- [Supplied data]:
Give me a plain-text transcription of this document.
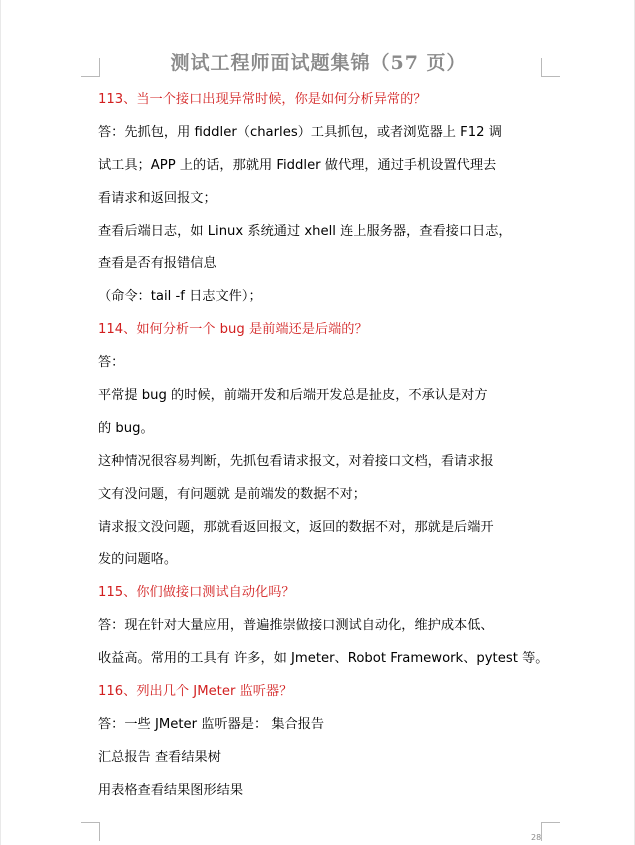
测试工程师面试题集锦（57 页）
113、当一个接口出现异常时候，你是如何分析异常的？
答：先抓包，用 fiddler（charles）工具抓包，或者浏览器上 F12 调
试工具；APP 上的话，那就用 Fiddler 做代理，通过手机设置代理去
看请求和返回报文；
查看后端日志，如 Linux 系统通过 xhell 连上服务器，查看接口日志，
查看是否有报错信息
（命令：tail -f 日志文件）；
114、如何分析一个 bug 是前端还是后端的？
答：
平常提 bug 的时候，前端开发和后端开发总是扯皮，不承认是对方
的 bug。
这种情况很容易判断，先抓包看请求报文，对着接口文档，看请求报
文有没问题，有问题就 是前端发的数据不对；
请求报文没问题，那就看返回报文，返回的数据不对，那就是后端开
发的问题咯。
115、你们做接口测试自动化吗？
答：现在针对大量应用，普遍推崇做接口测试自动化，维护成本低、
收益高。常用的工具有 许多，如 Jmeter、Robot Framework、pytest 等。
116、列出几个 JMeter 监听器？
答：一些 JMeter 监听器是： 集合报告
汇总报告 查看结果树
用表格查看结果图形结果
28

- [Goal]: Images should not appear in the copy; retype the listing above exactly.

- [Written solution]:
Give me a plain-text transcription of this document.
测试工程师面试题集锦（57 页）
113、当一个接口出现异常时候，你是如何分析异常的？
答：先抓包，用 fiddler（charles）工具抓包，或者浏览器上 F12 调
试工具；APP 上的话，那就用 Fiddler 做代理，通过手机设置代理去
看请求和返回报文；
查看后端日志，如 Linux 系统通过 xhell 连上服务器，查看接口日志，
查看是否有报错信息
（命令：tail -f 日志文件）；
114、如何分析一个 bug 是前端还是后端的？
答：
平常提 bug 的时候，前端开发和后端开发总是扯皮，不承认是对方
的 bug。
这种情况很容易判断，先抓包看请求报文，对着接口文档，看请求报
文有没问题，有问题就 是前端发的数据不对；
请求报文没问题，那就看返回报文，返回的数据不对，那就是后端开
发的问题咯。
115、你们做接口测试自动化吗？
答：现在针对大量应用，普遍推崇做接口测试自动化，维护成本低、
收益高。常用的工具有 许多，如 Jmeter、Robot Framework、pytest 等。
116、列出几个 JMeter 监听器？
答：一些 JMeter 监听器是： 集合报告
汇总报告 查看结果树
用表格查看结果图形结果
28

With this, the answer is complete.